----- Page extract -----

No further discovery assessment was issued. On the following day, Ms Vickerman wrote again to Mr Buckingham, saying that the figures in the passage set out above were incorrect, and that:

“the discovery assessment has been varied upwards by £26,267.21. This means the discovery assessment issued in respect of the year 2018/19 is varied to £36,866.36 not £64,347.38 as previously stated.”

Appeal to the Tribunal

63.

On 2 April 2022, Mr Buckingham notified his appeal to the Tribunal. He said he now accepted that Mr Butler had been correct that the Special Dividend consisted of a capital element of £83,551 and an income element of £32,234, and he was appealing against Ms Vickerman’s review decision.

Whether the closure notice was invalid

64.

As noted above, the closure notice was cancelled by HMRC following a statutory review carried out by Ms Laube. We confirm for completeness that we agree with her decision. This is because TMA s 9A includes the following provisions:

“(1)   An officer of the Board may enquire into a return under section 8…of this Act if he gives notice of his intention to do so ("notice of enquiry")

(a)   to the person whose return it is ("the taxpayer"),

(b)   within the time allowed.

(2)   The time allowed is

(a)

if the return was delivered on or before the filing date, up to the end of the period of twelve months after the day on which the return was delivered;

(b)

if the return was delivered after the filing date, up to and including the quarter day next following the first anniversary of the day on which the return was delivered; ”

65.

Mr Buckingham delivered his 2018-19 return on 19 September 2019, well before the filing date of 31 October 2019. Any enquiry had thus to be opened before 20 September 2020. Ms Klare’s opening letter was issued on 2 October 2020. It was thus out of time, as Ms Laube correctly decided.

Mr Butler’s discovery assessment

66.

The burden was on HMRC to show that the conditions existed for a discovery assessment to be made under TMA s 29. Unfortunately, the version of that section (and of TMA s 8 and s 34) included in the Bundle was that originally promulgated in 1970, despite the section having been entirely replaced by provisions included in Finance Act 1994, and those replacement provisions having subsequently been significantly amended.

67.

Mrs Donnelly apologised and arranged for the current version to be emailed to Mr Buckingham and the Tribunal. Ms McSweeney did not object to the late provision of the correct legislative provision.

Section 29

68.

TMA s 29 is headed “ Assessment where loss of tax discovered” and so far as relevant to this appeal, reads as follows:

“(1)   If an officer of the Board or the Board discover, as regards any person (the taxpayer) and a year of assessment

(a)   that an amount of income tax or capital gains tax ought to have been assessed but has not been assessed;

(b)   that an assessment to tax is or has become insufficient, or

(c)   that any relief which has been given is or has become excessive,

the officer or, as the case may be, the Board may, subject to subsections (2) and (3) below, make an assessment in the amount, or the further amount, which ought in his or their opinion to be charged in order to make good to the Crown the loss of tax.

----- Collected material -----

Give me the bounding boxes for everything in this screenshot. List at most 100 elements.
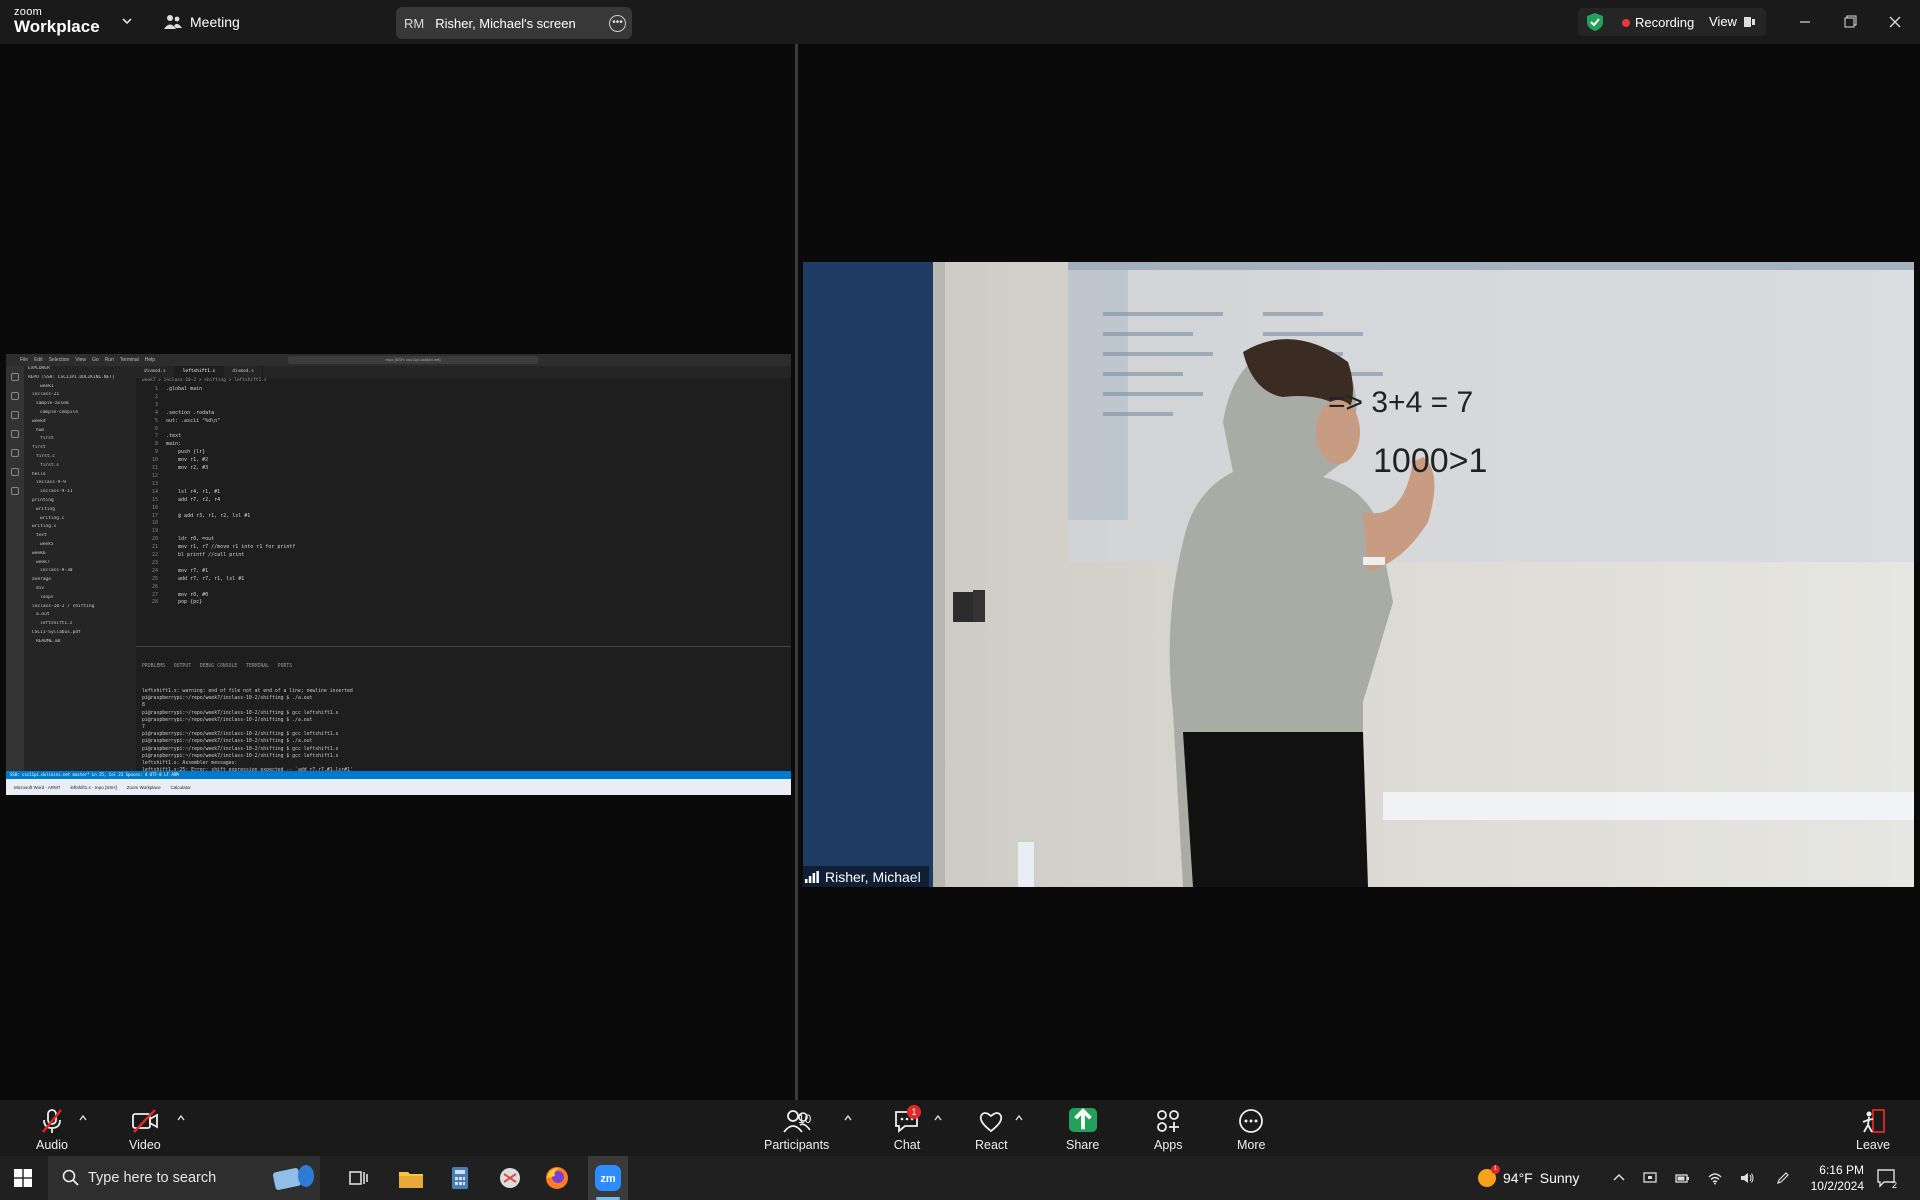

-----

Exercise set -
- a) According to the tax tribunal extract, why was Ms Klare's enquiry out of time? Answer in one to three sentences.
- b) Rewrite the paragraph of the tax tribunal extract that begins "The burden was on HMRC" as a short bulleted list that keeps its main facts.

Results for each task -
- a) Mr Buckingham delivered his 2018-19 return on 19 September 2019, before the filing date of 31 October 2019. Under TMA s 9A(2)(a), any enquiry therefore had to be opened before 20 September 2020. Ms Klare's opening letter was issued on 2 October 2020, after that deadline.

- b)
- HMRC had to show that the conditions for a discovery assessment under TMA s 29 existed.
- The Bundle contained the original 1970 version of s 29, s 8 and s 34.
- Provisions in Finance Act 1994 had entirely replaced s 29.
- Those replacement provisions had since been significantly amended.